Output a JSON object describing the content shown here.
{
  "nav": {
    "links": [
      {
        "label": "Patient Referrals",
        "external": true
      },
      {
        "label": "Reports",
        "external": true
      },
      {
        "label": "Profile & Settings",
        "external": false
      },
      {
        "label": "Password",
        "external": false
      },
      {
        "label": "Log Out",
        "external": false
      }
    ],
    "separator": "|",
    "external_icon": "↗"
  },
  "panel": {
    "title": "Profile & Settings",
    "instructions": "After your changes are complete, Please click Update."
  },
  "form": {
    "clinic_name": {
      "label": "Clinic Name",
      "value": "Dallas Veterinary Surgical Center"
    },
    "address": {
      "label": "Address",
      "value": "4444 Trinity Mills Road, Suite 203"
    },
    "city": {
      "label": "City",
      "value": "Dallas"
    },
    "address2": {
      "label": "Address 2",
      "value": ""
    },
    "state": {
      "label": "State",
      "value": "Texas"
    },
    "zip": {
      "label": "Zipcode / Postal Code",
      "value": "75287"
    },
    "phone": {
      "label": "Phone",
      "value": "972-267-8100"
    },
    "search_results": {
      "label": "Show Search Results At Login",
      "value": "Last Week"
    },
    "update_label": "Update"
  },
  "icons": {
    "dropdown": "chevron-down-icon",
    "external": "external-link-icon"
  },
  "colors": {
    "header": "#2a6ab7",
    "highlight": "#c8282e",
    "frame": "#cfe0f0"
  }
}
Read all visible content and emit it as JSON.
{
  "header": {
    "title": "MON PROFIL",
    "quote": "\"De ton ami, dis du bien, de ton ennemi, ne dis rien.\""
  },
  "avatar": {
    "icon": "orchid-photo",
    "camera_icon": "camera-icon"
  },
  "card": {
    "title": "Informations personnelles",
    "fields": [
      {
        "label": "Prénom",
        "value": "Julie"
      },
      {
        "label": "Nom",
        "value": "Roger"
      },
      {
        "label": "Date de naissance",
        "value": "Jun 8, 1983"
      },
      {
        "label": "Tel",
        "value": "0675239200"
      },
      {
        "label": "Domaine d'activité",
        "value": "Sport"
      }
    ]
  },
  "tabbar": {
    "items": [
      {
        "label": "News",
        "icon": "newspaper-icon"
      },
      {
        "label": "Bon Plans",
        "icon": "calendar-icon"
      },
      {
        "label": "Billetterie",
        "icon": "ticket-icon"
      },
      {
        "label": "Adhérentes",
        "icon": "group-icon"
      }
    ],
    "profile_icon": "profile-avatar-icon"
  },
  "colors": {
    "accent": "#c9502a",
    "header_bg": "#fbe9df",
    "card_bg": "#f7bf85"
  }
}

-------

TASK GOAL >> Find the lines of the material that hold the word "avatar" and report their count alone.

EXPECTED ANSWER >> 2